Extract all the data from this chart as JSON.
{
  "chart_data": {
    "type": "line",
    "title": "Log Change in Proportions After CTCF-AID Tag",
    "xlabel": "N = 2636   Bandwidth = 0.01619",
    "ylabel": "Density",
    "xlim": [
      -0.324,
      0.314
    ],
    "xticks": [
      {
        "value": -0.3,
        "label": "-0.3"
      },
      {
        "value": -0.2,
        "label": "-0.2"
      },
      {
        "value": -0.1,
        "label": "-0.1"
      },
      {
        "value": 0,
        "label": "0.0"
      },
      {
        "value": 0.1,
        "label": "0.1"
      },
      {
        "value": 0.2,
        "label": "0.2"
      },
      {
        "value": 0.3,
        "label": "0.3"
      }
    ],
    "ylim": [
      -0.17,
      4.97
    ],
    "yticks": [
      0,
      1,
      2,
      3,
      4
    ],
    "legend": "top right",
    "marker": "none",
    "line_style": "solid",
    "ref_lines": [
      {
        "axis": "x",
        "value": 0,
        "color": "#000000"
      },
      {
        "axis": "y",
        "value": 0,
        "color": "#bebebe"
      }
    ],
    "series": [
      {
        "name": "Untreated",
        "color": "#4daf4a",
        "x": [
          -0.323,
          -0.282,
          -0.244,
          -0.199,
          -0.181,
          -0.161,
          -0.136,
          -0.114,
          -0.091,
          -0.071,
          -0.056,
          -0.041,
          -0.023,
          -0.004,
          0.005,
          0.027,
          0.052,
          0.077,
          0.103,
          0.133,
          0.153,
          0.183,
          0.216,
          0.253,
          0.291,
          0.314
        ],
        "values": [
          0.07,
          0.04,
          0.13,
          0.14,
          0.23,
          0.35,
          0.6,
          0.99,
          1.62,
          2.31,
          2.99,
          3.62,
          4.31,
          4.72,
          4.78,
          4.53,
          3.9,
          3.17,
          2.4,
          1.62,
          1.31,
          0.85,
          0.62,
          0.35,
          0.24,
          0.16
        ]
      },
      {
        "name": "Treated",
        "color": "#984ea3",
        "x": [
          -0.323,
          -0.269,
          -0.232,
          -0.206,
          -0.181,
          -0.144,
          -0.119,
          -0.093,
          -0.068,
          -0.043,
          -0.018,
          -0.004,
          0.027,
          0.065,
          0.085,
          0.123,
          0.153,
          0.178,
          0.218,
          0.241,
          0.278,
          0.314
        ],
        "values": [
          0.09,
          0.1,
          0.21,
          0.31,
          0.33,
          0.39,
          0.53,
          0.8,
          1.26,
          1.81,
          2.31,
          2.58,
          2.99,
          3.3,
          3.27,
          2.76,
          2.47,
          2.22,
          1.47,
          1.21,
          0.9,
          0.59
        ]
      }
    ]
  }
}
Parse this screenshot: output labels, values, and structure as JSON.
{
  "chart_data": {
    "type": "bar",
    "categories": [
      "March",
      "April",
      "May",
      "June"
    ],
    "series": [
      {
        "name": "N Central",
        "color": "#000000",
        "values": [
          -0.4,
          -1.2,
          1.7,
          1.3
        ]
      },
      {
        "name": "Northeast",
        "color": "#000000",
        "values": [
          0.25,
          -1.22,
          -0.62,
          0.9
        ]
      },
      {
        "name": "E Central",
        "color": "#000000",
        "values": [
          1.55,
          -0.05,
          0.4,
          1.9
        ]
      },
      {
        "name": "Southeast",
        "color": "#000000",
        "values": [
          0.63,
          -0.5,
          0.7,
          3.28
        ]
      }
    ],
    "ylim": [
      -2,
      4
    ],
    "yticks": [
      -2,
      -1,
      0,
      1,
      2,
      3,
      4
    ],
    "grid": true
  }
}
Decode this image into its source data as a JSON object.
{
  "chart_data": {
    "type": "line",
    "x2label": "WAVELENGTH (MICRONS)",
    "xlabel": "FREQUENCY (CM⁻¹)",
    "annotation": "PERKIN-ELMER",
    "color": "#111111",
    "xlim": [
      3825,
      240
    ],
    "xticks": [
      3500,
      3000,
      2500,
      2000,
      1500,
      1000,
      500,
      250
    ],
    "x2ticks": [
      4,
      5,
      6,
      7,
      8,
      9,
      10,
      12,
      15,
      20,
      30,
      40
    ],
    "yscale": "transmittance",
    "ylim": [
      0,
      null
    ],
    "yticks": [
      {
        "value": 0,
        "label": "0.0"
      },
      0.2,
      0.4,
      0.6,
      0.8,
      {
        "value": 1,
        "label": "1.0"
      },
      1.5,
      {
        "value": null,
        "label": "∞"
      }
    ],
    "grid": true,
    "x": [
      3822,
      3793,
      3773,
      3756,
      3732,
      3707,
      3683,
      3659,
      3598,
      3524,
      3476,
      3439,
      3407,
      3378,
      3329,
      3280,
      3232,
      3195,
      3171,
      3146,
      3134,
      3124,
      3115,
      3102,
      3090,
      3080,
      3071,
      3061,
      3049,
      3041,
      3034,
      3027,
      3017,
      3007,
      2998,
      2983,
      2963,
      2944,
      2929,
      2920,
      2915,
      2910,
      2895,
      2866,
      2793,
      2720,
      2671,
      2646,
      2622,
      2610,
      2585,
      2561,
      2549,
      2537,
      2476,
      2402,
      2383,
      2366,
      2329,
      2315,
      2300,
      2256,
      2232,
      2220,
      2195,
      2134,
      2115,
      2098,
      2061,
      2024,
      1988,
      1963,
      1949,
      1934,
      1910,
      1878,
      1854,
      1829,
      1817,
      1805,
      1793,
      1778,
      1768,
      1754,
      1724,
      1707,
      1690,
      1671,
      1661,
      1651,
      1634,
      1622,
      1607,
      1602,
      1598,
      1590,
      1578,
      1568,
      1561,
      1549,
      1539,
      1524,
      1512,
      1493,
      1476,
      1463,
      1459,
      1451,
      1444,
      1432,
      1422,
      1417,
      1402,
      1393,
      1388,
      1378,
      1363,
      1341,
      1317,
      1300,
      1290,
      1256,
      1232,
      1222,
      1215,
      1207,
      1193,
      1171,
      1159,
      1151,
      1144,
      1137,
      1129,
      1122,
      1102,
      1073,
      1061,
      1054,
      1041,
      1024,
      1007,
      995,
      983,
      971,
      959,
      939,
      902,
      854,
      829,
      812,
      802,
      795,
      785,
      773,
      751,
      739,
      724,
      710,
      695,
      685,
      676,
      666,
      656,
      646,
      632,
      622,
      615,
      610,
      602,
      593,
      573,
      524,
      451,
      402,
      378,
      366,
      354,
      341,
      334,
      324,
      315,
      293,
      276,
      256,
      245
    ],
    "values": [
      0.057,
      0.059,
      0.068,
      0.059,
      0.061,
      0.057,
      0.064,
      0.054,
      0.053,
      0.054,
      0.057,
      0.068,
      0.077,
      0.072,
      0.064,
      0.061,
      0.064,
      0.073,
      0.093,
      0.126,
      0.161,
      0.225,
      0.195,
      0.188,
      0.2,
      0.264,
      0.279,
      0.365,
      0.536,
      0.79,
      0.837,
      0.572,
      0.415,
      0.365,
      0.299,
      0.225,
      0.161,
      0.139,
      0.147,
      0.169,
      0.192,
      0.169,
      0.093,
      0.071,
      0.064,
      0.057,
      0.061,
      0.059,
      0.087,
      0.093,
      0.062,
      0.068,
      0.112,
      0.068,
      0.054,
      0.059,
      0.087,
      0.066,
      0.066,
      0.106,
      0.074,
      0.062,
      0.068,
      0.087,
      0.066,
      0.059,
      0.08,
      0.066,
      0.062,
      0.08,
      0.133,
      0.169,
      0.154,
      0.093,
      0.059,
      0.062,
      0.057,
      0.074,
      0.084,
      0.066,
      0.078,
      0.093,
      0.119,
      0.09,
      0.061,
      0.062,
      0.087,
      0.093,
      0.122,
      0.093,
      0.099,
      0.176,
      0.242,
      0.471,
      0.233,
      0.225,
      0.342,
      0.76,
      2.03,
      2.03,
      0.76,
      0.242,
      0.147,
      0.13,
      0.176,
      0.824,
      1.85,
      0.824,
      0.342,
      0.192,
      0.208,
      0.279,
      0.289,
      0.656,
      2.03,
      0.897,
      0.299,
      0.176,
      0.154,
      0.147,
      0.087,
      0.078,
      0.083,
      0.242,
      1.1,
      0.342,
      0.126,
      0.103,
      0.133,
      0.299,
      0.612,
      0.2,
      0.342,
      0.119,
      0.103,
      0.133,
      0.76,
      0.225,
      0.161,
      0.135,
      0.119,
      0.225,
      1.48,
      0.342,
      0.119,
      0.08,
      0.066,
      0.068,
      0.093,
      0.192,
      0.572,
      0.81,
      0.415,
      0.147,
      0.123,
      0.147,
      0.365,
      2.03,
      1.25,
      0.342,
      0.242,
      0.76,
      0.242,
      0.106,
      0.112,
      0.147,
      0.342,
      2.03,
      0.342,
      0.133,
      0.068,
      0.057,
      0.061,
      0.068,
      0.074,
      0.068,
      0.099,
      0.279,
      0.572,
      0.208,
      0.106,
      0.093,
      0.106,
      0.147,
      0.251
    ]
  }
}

--------------------------------------------------

TASK REQUIREMENTS:
Copy out every line of the data that includes "name".

EXERCISE SOLUTION:
        "name": "Untreated",
        "name": "Treated",
        "name": "N Central",
        "name": "Northeast",
        "name": "E Central",
        "name": "Southeast",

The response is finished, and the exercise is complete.